Jasper Morrison über Dekoration, Ironie und tiefere Bedeutung

19. Juni 2004 - Stephan Hilpold
der Standard: Herr Morrison, ich würde mit Ihnen gerne über Dekoration reden.
Morrison: Über Dekoration? Glauben Sie, dass ich da ein Experte bin?

Ich würde sagen, Sie sind der perfekte Anti-Experte.
Na dann, versuchen wir's mal.

Also, brauchen wir Dekorationen?
Na ja, ich habe das Gefühl, dass Dekorationen nur dafür da sind, um die Leere eines Objekts zu überspielen. Ist eine Teekanne schlecht designt, dann macht man einige Blumen drauf. Auf der anderen Seite gibt es Menschen, die in der Lage sind, Dekorationen neu zu interpretieren, zum Beispiel Alessandro Mendini oder die Bouroullec-Brüder. Ich könnte das nicht.

Wie würden Sie Dekoration definieren?
Dekoration bringt etwas in die Atmosphäre eines Raums, das ihn reicher macht. Aber leider klappt das selten. Normalerweise sind Dekorationen eine ziemlich schlimme Sache.

Ein berühmter Essay von Adolf Loos heißt „Ornament und Verbrechen“. Dieser Titel scheint Ihnen aus dem Herzen zu sprechen. Ich habe diesen Essay während meiner Studienzeit gelesen, und auch wenn Loos' Ansichten etwas exzentrisch sind, ich war sehr fasziniert von ihnen. Ich bin Loos auch heute an diesem Punkt sehr nahe.

Würden Sie es je über sich bringen, ihre Designobjekte mit, sagen wir, Blumen zu dekorieren?
Ziemlich unwahrscheinlich. Ich könnte das vor mir selbst nicht rechtfertigen. Das Maximum für mich war, als ich ein Produkt von Magis, ein Vogelhäuschen aus Plastik, mit einer Holzmaserung dekorierte. Ich habe das mit einer großen Portion Ironie gemacht. Das Objekt hätte ohne diesen Gestus von Dekoration zu seriös gewirkt.
Das hört sich an, als ob Sie regelrecht Angst vor allem Ornamentalen hätten.
□ □ □ □ □
Aufgabenstellung 1: Gib den Abschnitt aus dem Interview mit Jasper Morrison wieder, beginnend mit „19. Juni 2004“ und fortlaufend bis „könnte das nicht.“. Ändere darin „Teekanne“ in „Kaffeekanne“.
Aufgabenstellung 2: Welches Objekt hat Morrison laut dem Interview mit Jasper Morrison mit einer Holzmaserung dekoriert?

Ausgangsdaten:
□ □ □ □ □
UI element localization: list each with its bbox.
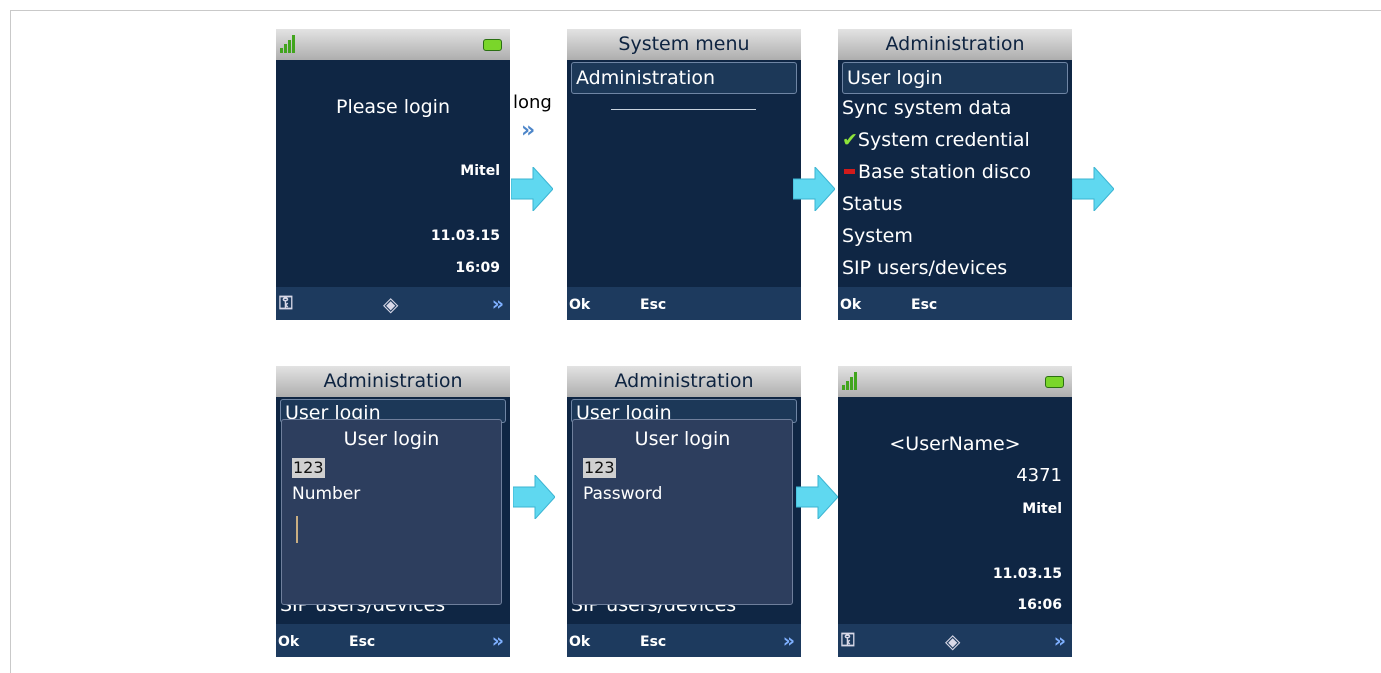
□ □ □ □ □
Antwort 1:
19. Juni 2004 - Stephan Hilpold
der Standard: Herr Morrison, ich würde mit Ihnen gerne über Dekoration reden.
Morrison: Über Dekoration? Glauben Sie, dass ich da ein Experte bin?

Ich würde sagen, Sie sind der perfekte Anti-Experte.
Na dann, versuchen wir's mal.

Also, brauchen wir Dekorationen?
Na ja, ich habe das Gefühl, dass Dekorationen nur dafür da sind, um die Leere eines Objekts zu überspielen. Ist eine Kaffeekanne schlecht designt, dann macht man einige Blumen drauf. Auf der anderen Seite gibt es Menschen, die in der Lage sind, Dekorationen neu zu interpretieren, zum Beispiel Alessandro Mendini oder die Bouroullec-Brüder. Ich könnte das nicht.

Antwort 2: Ein Vogelhäuschen aus Plastik, ein Produkt von Magis.